**WHAT YOU SHOULD DO**
Repeat the data exactly, every last line of it.

**DATA FOR THIS TASK**
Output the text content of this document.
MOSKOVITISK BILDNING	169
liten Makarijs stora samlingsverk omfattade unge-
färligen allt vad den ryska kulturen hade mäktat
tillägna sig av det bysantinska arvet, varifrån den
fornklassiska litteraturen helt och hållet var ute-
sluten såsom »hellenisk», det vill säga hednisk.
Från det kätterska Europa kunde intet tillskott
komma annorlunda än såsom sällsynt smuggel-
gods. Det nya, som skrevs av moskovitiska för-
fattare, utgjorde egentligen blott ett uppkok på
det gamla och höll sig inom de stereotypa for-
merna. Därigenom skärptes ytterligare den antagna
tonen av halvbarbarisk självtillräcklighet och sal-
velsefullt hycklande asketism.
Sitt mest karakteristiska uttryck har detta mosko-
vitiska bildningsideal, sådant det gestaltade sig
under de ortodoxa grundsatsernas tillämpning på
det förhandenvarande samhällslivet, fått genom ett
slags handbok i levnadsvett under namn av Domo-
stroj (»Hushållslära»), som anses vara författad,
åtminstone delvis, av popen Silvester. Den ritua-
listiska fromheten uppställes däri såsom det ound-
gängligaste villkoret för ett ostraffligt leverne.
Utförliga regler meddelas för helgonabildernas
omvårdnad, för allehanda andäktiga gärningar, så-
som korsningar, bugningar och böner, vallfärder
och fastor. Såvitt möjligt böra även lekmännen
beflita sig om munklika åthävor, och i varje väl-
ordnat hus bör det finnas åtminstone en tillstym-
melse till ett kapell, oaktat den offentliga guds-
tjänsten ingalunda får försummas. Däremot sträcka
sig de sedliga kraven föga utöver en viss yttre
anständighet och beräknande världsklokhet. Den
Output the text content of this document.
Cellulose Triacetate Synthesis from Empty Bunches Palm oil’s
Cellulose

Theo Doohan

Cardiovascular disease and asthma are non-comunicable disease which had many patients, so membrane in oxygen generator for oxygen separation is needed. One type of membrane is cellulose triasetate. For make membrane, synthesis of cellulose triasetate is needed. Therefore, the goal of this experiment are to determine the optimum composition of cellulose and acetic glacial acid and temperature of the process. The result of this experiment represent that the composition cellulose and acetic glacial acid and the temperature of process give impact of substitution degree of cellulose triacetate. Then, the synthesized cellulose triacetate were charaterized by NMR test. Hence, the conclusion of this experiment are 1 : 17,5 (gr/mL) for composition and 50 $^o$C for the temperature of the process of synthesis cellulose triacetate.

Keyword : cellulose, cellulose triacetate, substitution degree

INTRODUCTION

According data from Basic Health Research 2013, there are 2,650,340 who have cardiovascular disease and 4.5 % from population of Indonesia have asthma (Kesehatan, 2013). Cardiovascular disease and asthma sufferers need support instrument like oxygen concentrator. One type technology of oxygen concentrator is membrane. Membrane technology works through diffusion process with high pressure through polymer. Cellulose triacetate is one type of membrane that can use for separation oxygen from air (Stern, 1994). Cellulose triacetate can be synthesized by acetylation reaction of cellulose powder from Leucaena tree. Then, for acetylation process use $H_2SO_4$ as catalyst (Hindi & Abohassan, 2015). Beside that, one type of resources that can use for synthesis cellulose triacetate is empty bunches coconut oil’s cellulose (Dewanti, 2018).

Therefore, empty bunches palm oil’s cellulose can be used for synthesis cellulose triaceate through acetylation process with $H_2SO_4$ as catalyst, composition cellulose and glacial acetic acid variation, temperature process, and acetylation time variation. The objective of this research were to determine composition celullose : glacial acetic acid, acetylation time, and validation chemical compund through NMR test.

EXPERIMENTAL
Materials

**WRITTEN REPLY**
Output the text content of this document.
MOSKOVITISK BILDNING	169
liten Makarijs stora samlingsverk omfattade unge-
färligen allt vad den ryska kulturen hade mäktat
tillägna sig av det bysantinska arvet, varifrån den
fornklassiska litteraturen helt och hållet var ute-
sluten såsom »hellenisk», det vill säga hednisk.
Från det kätterska Europa kunde intet tillskott
komma annorlunda än såsom sällsynt smuggel-
gods. Det nya, som skrevs av moskovitiska för-
fattare, utgjorde egentligen blott ett uppkok på
det gamla och höll sig inom de stereotypa for-
merna. Därigenom skärptes ytterligare den antagna
tonen av halvbarbarisk självtillräcklighet och sal-
velsefullt hycklande asketism.
Sitt mest karakteristiska uttryck har detta mosko-
vitiska bildningsideal, sådant det gestaltade sig
under de ortodoxa grundsatsernas tillämpning på
det förhandenvarande samhällslivet, fått genom ett
slags handbok i levnadsvett under namn av Domo-
stroj (»Hushållslära»), som anses vara författad,
åtminstone delvis, av popen Silvester. Den ritua-
listiska fromheten uppställes däri såsom det ound-
gängligaste villkoret för ett ostraffligt leverne.
Utförliga regler meddelas för helgonabildernas
omvårdnad, för allehanda andäktiga gärningar, så-
som korsningar, bugningar och böner, vallfärder
och fastor. Såvitt möjligt böra även lekmännen
beflita sig om munklika åthävor, och i varje väl-
ordnat hus bör det finnas åtminstone en tillstym-
melse till ett kapell, oaktat den offentliga guds-
tjänsten ingalunda får försummas. Däremot sträcka
sig de sedliga kraven föga utöver en viss yttre
anständighet och beräknande världsklokhet. Den
Output the text content of this document.
Cellulose Triacetate Synthesis from Empty Bunches Palm oil’s
Cellulose

Theo Doohan

Cardiovascular disease and asthma are non-comunicable disease which had many patients, so membrane in oxygen generator for oxygen separation is needed. One type of membrane is cellulose triasetate. For make membrane, synthesis of cellulose triasetate is needed. Therefore, the goal of this experiment are to determine the optimum composition of cellulose and acetic glacial acid and temperature of the process. The result of this experiment represent that the composition cellulose and acetic glacial acid and the temperature of process give impact of substitution degree of cellulose triacetate. Then, the synthesized cellulose triacetate were charaterized by NMR test. Hence, the conclusion of this experiment are 1 : 17,5 (gr/mL) for composition and 50 $^o$C for the temperature of the process of synthesis cellulose triacetate.

Keyword : cellulose, cellulose triacetate, substitution degree

INTRODUCTION

According data from Basic Health Research 2013, there are 2,650,340 who have cardiovascular disease and 4.5 % from population of Indonesia have asthma (Kesehatan, 2013). Cardiovascular disease and asthma sufferers need support instrument like oxygen concentrator. One type technology of oxygen concentrator is membrane. Membrane technology works through diffusion process with high pressure through polymer. Cellulose triacetate is one type of membrane that can use for separation oxygen from air (Stern, 1994). Cellulose triacetate can be synthesized by acetylation reaction of cellulose powder from Leucaena tree. Then, for acetylation process use $H_2SO_4$ as catalyst (Hindi & Abohassan, 2015). Beside that, one type of resources that can use for synthesis cellulose triacetate is empty bunches coconut oil’s cellulose (Dewanti, 2018).

Therefore, empty bunches palm oil’s cellulose can be used for synthesis cellulose triaceate through acetylation process with $H_2SO_4$ as catalyst, composition cellulose and glacial acetic acid variation, temperature process, and acetylation time variation. The objective of this research were to determine composition celullose : glacial acetic acid, acetylation time, and validation chemical compund through NMR test.

EXPERIMENTAL
Materials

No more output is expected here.